## What needs to be done
Check each line of the data for "JSON" and select those that have it.

## Stored data
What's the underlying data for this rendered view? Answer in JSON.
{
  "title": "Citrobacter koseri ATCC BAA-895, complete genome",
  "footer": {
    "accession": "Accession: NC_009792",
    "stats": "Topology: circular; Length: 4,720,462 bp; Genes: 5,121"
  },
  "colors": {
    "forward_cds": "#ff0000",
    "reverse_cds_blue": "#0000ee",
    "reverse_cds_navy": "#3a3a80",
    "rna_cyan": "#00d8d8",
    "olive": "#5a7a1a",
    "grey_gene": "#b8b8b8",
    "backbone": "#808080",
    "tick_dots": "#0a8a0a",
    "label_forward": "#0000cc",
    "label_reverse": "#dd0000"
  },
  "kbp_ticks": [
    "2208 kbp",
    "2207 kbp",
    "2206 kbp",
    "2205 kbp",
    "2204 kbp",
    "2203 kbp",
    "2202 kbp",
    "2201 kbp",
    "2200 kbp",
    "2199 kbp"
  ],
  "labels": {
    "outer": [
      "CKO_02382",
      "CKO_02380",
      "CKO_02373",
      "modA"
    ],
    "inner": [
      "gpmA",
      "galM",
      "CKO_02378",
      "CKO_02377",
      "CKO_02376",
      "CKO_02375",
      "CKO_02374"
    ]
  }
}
--
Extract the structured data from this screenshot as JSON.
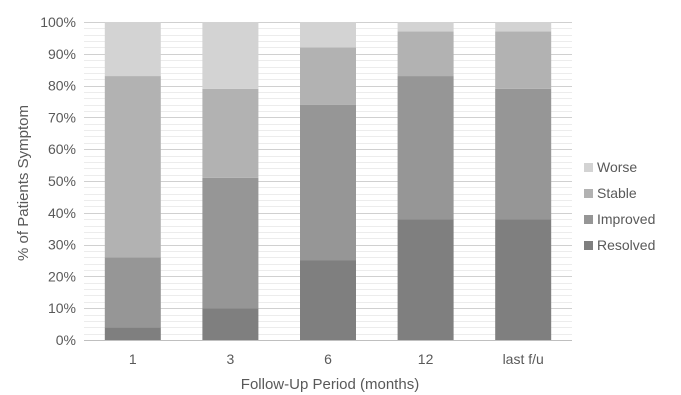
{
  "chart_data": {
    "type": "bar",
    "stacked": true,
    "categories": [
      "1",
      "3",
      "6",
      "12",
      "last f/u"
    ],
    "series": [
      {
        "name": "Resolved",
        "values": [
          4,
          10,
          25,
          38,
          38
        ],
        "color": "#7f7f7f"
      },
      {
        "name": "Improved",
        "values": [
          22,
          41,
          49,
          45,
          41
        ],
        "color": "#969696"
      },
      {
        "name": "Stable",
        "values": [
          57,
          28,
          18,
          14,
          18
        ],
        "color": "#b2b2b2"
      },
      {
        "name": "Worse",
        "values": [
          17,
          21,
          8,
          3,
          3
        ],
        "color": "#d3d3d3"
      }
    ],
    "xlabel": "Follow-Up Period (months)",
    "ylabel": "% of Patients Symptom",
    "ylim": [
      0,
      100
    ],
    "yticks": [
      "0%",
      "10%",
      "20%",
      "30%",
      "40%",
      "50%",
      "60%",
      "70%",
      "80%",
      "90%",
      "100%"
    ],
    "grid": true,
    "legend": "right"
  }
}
---
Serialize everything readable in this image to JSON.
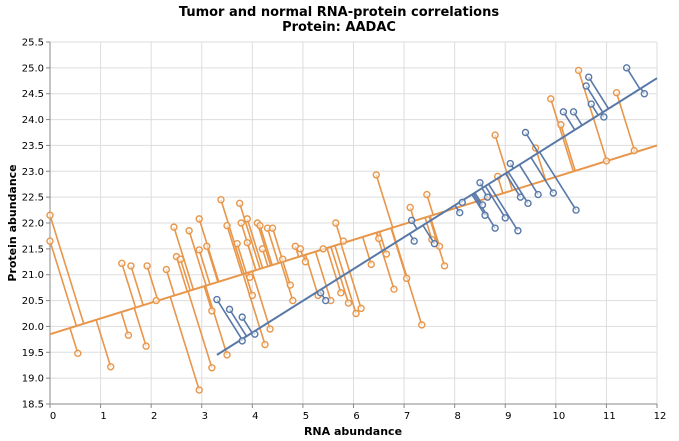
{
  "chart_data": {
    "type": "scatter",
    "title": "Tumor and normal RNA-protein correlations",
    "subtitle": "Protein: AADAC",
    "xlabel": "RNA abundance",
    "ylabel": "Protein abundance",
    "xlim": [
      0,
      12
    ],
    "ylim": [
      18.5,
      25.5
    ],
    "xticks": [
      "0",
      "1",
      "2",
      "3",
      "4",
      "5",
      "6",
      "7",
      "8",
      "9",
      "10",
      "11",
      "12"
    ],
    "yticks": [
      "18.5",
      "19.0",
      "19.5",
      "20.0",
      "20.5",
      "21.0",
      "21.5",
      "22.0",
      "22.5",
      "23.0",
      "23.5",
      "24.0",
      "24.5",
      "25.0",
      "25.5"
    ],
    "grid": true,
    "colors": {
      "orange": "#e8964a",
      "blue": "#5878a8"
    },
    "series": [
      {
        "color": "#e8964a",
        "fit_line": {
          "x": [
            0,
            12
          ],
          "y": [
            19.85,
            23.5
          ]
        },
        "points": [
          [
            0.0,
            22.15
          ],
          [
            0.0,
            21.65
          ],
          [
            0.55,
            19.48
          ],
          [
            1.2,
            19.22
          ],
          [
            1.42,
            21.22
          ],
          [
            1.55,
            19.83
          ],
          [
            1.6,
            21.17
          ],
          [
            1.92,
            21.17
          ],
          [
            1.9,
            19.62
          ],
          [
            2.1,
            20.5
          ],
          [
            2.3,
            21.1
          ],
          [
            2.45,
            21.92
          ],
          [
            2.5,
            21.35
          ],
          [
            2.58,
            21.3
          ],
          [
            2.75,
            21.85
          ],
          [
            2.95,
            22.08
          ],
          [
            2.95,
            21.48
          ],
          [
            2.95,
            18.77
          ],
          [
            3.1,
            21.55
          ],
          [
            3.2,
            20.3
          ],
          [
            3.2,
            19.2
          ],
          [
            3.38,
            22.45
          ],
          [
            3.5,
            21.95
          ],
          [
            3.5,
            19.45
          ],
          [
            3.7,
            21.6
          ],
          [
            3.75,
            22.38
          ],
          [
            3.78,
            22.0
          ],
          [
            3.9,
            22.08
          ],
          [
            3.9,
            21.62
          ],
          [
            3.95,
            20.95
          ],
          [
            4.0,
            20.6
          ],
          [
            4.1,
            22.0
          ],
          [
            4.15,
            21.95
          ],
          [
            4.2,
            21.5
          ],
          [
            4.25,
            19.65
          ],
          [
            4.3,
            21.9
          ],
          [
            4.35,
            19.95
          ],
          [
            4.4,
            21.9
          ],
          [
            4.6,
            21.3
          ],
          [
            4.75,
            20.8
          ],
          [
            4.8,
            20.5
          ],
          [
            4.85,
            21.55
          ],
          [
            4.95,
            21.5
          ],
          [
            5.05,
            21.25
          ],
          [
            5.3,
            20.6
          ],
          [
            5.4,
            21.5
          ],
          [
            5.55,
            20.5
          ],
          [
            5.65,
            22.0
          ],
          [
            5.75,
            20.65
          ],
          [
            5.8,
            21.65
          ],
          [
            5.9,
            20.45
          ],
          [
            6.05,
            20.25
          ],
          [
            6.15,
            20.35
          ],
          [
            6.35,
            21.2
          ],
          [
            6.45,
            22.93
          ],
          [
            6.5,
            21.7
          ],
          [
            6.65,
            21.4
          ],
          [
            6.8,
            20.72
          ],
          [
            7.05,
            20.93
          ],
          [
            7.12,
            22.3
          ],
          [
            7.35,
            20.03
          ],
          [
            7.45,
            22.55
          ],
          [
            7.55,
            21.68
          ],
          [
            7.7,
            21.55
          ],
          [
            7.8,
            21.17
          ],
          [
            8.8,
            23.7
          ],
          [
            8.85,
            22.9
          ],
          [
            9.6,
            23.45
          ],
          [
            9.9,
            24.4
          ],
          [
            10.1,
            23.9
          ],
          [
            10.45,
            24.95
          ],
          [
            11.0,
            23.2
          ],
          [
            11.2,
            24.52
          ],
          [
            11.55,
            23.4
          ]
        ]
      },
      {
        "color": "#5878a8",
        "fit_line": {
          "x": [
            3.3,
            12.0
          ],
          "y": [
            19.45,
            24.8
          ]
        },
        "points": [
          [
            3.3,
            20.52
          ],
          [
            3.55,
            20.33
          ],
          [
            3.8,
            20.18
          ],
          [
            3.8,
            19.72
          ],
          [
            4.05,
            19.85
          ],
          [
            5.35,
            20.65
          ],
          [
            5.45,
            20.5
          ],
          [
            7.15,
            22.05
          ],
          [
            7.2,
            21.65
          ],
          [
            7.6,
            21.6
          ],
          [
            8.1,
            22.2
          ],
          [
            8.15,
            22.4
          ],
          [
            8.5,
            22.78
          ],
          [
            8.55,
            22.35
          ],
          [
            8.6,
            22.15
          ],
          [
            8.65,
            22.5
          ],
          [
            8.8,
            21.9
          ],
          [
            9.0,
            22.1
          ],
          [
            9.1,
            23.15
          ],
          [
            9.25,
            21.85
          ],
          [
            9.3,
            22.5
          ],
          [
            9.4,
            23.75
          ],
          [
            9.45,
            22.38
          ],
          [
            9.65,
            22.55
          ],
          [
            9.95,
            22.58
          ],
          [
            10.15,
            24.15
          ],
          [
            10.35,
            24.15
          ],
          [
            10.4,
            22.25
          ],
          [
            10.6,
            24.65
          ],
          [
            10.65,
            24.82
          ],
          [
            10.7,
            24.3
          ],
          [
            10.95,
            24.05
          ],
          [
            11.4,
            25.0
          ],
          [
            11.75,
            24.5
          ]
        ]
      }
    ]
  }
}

## Solved exercise
What's the underlying data for this rendered view? Answer in JSON.
Extract the structured data from this screenshot as JSON.
Serialize everything readable in this image to JSON.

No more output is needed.